WORK INSTRUCTIONS ->
Edit the data so that every "location" reads "position" and everything else stays the same. Leave out the pictures.

################

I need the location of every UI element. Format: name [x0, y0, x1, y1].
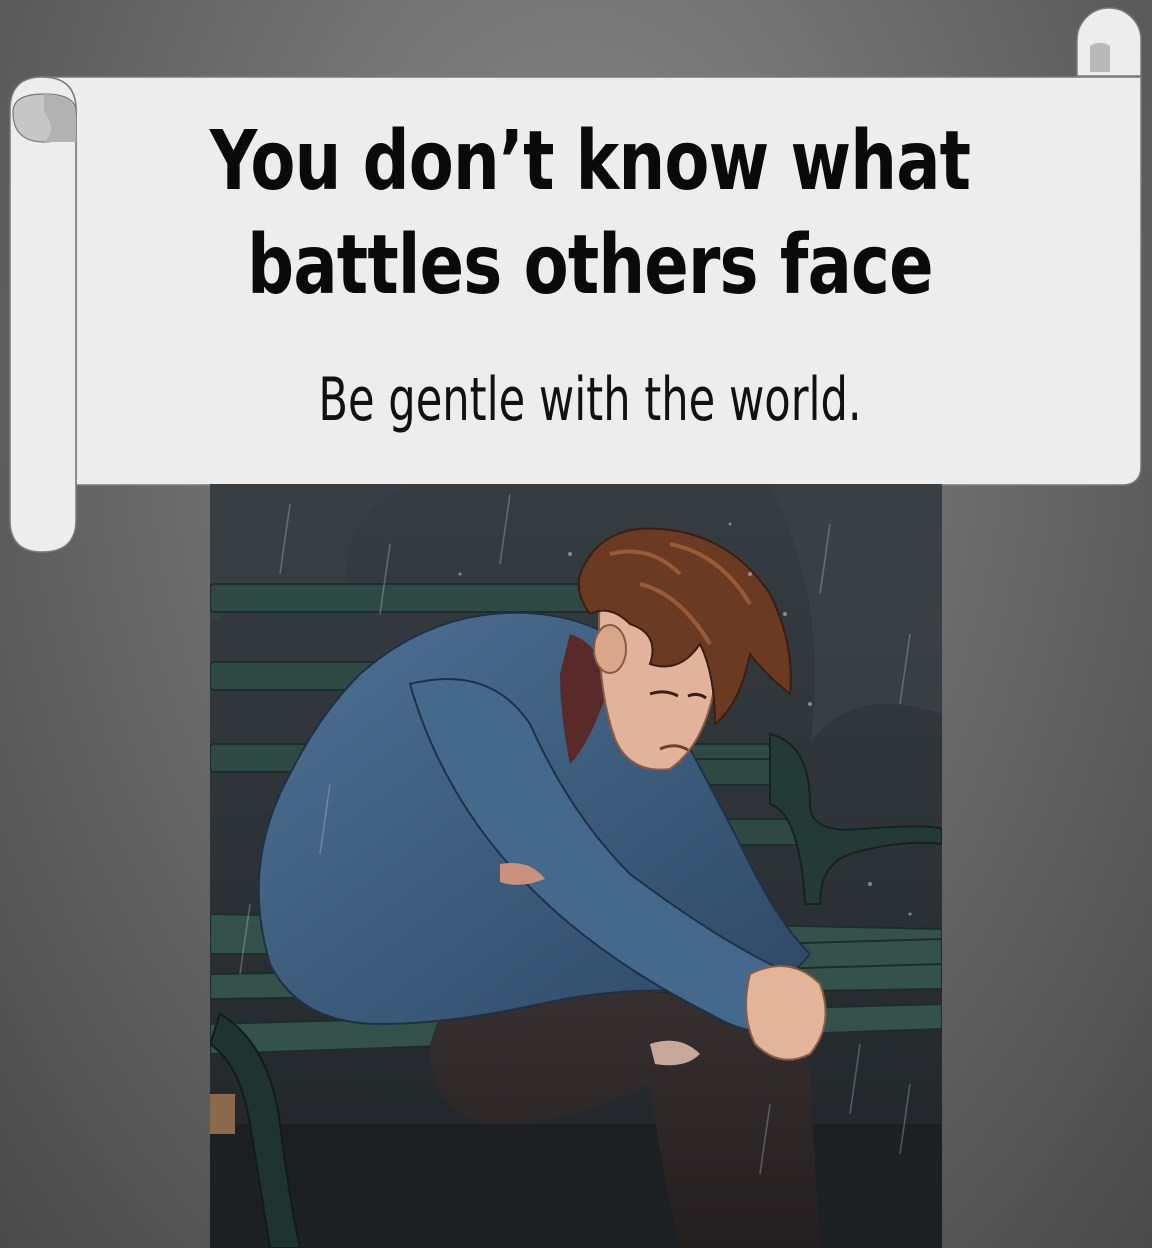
- headline: You don’t know what battles others face: [209, 114, 971, 313]
- sad-man-illustration: [210, 484, 942, 1248]
- scroll-banner: You don’t know what battles others face …: [0, 0, 1152, 560]
- sad-man-on-bench-icon: [210, 484, 942, 1248]
- page: You don’t know what battles others face …: [0, 0, 1152, 1248]
- subline: Be gentle with the world.: [318, 365, 862, 435]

################

ANSWER FOR THIS EXERCISE ->
I need the position of every UI element. Format: name [x0, y0, x1, y1].
- headline: You don’t know what battles others face: [209, 114, 971, 313]
- sad-man-illustration: [210, 484, 942, 1248]
- scroll-banner: You don’t know what battles others face …: [0, 0, 1152, 560]
- sad-man-on-bench-icon: [210, 484, 942, 1248]
- page: You don’t know what battles others face …: [0, 0, 1152, 1248]
- subline: Be gentle with the world.: [318, 365, 862, 435]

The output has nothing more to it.